### Short problem:
Review the lines that follow and copy each one that contains the word "брата".

### Task material:
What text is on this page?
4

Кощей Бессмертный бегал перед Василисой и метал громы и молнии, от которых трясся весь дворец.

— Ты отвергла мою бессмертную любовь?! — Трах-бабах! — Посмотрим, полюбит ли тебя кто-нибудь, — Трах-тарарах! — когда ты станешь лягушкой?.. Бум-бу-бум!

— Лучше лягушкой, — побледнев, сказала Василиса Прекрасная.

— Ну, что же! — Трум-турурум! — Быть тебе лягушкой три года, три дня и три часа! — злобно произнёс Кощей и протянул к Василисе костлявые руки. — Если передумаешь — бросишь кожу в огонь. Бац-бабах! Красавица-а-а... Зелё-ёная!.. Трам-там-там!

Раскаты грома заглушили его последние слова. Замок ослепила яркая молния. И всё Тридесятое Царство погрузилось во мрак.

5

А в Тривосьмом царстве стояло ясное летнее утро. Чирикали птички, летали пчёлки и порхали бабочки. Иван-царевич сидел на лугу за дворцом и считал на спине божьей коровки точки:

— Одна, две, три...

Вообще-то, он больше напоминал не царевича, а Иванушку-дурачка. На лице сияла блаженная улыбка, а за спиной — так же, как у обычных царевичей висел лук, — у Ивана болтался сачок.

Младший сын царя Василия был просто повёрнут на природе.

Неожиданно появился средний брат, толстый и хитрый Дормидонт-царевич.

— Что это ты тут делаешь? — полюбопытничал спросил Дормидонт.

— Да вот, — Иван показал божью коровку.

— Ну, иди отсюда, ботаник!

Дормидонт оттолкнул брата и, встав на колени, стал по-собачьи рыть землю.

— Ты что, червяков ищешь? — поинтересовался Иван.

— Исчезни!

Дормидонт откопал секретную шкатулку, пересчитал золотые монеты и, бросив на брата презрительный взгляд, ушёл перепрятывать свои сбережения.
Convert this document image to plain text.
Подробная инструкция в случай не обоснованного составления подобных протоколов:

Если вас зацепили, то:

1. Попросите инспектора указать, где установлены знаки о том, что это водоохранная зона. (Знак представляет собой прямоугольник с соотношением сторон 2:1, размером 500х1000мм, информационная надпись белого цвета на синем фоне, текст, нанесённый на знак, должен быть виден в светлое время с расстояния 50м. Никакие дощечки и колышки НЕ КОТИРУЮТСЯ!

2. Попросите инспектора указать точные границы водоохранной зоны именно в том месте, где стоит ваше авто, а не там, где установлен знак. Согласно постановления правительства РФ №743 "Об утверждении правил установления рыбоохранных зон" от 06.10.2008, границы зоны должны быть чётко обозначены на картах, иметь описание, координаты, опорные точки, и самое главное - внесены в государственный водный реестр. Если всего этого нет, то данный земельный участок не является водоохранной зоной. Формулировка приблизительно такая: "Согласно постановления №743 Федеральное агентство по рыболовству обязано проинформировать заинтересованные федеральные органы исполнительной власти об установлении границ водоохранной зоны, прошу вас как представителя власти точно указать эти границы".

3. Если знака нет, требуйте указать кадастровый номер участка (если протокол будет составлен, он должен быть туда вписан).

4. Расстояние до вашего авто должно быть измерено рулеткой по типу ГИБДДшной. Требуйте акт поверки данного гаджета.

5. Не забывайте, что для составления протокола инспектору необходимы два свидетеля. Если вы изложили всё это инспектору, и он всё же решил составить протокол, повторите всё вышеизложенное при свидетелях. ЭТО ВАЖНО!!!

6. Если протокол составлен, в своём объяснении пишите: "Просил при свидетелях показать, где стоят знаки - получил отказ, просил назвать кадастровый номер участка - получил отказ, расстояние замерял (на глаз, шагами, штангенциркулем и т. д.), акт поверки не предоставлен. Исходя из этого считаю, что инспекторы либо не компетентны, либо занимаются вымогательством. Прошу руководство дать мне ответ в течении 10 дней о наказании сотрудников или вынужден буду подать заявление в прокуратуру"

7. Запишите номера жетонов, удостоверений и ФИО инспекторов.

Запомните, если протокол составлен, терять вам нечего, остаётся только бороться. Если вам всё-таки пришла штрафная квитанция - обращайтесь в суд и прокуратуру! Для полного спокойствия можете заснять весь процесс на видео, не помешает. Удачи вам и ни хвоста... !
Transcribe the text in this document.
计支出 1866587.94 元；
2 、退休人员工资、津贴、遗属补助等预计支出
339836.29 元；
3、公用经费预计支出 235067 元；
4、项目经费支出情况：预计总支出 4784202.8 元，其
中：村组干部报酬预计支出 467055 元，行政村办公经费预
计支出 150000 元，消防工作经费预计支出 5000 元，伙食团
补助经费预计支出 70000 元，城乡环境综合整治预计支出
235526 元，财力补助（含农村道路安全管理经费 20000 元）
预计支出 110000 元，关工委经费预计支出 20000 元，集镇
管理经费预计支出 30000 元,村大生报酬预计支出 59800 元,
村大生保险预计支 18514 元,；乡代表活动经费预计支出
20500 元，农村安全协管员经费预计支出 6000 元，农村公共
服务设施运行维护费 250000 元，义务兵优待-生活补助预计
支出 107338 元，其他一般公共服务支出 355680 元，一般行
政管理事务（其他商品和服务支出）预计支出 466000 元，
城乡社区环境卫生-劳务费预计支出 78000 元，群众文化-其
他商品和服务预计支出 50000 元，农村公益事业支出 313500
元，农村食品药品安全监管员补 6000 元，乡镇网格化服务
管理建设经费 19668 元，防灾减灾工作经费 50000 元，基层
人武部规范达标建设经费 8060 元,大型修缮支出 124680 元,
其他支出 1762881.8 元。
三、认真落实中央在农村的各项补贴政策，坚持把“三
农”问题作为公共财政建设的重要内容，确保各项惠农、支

### Task answer:
Дормидонт оттолкнул брата и, встав на колени, стал по-собачьи рыть землю.
Дормидонт откопал секретную шкатулку, пересчитал золотые монеты и, бросив на брата презрительный взгляд, ушёл перепрятывать свои сбережения.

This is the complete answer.